WHAT THE EXERCISE ASKS | Draw out every line with the word "bottom" from the listing below.

[Dataset entries]
[BEGIN]
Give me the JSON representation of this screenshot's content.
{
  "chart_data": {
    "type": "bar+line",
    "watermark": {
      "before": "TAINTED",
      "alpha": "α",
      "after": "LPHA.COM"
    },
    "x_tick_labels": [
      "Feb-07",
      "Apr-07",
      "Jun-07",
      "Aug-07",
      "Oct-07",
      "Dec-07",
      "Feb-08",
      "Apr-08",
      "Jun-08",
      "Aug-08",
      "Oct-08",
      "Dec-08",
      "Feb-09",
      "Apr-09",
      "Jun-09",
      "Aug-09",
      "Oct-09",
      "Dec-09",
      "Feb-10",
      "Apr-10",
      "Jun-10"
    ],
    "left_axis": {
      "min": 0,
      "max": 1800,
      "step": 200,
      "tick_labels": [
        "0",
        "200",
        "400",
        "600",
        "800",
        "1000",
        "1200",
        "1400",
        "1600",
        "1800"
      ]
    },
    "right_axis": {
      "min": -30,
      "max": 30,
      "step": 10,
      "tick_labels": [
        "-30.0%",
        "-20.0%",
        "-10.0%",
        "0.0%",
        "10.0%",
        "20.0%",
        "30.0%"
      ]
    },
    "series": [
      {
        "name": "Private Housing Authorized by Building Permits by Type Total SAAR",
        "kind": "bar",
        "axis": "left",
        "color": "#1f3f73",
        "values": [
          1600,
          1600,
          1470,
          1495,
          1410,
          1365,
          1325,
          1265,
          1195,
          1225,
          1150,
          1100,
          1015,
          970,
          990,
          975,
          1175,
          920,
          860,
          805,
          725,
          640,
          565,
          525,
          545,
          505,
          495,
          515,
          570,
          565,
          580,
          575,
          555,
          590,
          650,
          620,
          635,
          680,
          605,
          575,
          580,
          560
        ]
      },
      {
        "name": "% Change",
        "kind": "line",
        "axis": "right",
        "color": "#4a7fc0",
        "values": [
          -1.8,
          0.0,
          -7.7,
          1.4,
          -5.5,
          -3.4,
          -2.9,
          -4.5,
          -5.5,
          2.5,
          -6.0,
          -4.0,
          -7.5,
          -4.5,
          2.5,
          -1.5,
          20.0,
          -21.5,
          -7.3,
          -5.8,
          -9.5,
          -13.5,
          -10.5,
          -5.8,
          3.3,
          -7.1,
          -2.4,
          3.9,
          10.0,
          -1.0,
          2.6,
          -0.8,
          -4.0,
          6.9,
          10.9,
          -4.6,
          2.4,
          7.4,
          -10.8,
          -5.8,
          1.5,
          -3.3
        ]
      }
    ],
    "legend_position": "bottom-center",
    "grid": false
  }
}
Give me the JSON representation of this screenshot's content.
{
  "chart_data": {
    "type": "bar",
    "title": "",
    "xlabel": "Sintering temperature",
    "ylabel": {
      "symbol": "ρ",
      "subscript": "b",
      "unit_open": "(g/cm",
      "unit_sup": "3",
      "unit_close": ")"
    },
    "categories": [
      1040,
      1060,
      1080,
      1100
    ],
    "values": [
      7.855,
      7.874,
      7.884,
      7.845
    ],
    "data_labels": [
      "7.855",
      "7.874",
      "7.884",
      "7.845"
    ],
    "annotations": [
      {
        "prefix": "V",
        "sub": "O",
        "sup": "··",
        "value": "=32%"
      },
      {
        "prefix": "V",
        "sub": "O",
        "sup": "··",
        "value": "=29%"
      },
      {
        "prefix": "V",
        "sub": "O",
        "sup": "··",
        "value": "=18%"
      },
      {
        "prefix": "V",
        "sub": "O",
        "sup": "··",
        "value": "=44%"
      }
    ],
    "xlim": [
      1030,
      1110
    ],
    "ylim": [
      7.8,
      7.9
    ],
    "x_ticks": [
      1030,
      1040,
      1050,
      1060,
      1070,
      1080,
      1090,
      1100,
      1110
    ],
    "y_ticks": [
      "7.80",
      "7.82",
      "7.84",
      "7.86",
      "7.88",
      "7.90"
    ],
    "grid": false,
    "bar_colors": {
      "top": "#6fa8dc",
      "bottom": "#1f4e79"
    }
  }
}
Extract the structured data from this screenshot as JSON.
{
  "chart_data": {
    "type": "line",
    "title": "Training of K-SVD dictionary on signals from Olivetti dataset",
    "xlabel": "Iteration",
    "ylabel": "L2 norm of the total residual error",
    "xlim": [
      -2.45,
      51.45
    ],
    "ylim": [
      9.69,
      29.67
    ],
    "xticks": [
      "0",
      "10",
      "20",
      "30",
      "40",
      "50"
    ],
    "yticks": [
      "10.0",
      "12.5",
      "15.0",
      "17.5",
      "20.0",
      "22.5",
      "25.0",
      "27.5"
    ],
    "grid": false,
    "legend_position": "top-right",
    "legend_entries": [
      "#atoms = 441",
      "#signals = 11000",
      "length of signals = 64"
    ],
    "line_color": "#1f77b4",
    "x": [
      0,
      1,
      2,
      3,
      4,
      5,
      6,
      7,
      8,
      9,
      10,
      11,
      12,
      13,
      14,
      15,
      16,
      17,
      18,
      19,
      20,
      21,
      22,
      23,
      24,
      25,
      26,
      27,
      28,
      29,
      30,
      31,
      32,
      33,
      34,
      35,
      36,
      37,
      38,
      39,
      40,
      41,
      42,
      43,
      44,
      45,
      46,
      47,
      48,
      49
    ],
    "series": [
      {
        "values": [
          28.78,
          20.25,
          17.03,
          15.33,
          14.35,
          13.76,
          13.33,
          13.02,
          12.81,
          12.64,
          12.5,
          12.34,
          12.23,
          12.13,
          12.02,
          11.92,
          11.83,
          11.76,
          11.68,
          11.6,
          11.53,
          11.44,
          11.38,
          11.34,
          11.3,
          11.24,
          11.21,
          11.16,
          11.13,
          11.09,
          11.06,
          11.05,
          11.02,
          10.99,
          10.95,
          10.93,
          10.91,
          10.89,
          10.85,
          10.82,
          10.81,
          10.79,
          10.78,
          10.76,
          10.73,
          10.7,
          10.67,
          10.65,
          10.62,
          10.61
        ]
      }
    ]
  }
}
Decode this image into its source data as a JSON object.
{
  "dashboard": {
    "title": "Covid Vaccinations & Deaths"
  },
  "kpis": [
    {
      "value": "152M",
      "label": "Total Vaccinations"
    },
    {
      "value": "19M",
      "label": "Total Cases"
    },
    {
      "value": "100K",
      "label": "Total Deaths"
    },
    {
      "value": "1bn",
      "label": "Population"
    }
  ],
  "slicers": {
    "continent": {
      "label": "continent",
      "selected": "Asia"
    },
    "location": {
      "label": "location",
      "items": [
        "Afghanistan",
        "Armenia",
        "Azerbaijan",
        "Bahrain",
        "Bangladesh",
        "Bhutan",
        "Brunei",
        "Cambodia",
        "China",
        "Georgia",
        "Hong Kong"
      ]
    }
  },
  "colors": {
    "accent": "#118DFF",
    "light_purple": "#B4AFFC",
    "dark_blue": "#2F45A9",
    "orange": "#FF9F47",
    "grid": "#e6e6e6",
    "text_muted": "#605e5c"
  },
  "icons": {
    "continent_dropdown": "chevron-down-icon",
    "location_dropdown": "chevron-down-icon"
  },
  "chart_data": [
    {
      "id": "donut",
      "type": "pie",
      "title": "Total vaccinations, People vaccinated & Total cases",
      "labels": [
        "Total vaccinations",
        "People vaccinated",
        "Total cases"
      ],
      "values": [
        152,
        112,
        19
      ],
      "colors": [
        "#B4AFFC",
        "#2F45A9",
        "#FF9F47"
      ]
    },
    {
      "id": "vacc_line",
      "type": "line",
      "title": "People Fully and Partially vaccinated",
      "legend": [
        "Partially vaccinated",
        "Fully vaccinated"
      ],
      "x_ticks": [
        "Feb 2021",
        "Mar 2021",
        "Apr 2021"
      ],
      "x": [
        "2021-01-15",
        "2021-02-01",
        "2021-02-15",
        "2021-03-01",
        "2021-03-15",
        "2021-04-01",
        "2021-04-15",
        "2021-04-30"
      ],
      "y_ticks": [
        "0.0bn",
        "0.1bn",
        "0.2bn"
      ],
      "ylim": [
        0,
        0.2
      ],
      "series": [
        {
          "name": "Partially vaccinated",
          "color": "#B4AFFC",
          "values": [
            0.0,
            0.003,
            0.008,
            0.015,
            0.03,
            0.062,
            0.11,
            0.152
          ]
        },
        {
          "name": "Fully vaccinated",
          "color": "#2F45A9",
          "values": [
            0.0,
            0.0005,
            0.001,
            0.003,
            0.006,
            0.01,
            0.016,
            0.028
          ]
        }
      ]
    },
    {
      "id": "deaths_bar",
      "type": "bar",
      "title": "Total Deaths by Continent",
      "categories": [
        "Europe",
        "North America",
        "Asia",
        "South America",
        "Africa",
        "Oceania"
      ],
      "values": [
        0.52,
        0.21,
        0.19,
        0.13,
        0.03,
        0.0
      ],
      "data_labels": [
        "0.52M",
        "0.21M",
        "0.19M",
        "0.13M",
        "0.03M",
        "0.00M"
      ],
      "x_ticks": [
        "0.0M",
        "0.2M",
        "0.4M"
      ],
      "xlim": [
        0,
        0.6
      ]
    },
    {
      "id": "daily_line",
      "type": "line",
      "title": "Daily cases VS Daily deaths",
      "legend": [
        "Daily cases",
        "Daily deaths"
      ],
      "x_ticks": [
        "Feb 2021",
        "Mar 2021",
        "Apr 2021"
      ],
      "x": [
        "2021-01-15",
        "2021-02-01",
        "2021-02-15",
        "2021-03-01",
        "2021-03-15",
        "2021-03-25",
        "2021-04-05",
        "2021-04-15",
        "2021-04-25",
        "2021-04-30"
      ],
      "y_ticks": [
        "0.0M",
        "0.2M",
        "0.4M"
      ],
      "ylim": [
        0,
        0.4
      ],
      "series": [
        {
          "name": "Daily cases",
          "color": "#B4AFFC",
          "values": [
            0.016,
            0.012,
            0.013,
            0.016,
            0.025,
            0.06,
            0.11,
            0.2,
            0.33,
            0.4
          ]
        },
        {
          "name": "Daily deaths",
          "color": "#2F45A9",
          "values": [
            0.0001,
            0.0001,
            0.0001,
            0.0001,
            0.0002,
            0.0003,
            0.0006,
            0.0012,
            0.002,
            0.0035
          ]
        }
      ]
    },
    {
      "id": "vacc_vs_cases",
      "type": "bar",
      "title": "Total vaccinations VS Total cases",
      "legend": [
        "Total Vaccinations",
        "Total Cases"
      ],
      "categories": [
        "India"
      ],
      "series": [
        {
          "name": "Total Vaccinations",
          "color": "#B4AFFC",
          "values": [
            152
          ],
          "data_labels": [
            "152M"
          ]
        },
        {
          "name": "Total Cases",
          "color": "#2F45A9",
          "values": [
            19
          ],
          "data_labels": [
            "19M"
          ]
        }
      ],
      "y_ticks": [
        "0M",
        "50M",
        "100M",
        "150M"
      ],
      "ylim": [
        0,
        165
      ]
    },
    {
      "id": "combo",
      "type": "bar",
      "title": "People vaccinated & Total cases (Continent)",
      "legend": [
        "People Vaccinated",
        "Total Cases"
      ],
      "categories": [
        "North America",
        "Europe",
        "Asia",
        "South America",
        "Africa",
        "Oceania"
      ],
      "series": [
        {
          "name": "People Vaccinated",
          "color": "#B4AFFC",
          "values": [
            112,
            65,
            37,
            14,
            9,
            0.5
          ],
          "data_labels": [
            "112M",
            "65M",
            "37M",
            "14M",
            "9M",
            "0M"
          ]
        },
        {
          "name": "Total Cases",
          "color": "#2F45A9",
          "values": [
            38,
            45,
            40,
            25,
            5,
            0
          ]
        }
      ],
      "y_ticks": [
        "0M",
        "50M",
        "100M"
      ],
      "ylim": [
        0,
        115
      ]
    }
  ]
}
[END]
RESULT OF THIS TASK |
    "legend_position": "bottom-center",
      "bottom": "#1f4e79"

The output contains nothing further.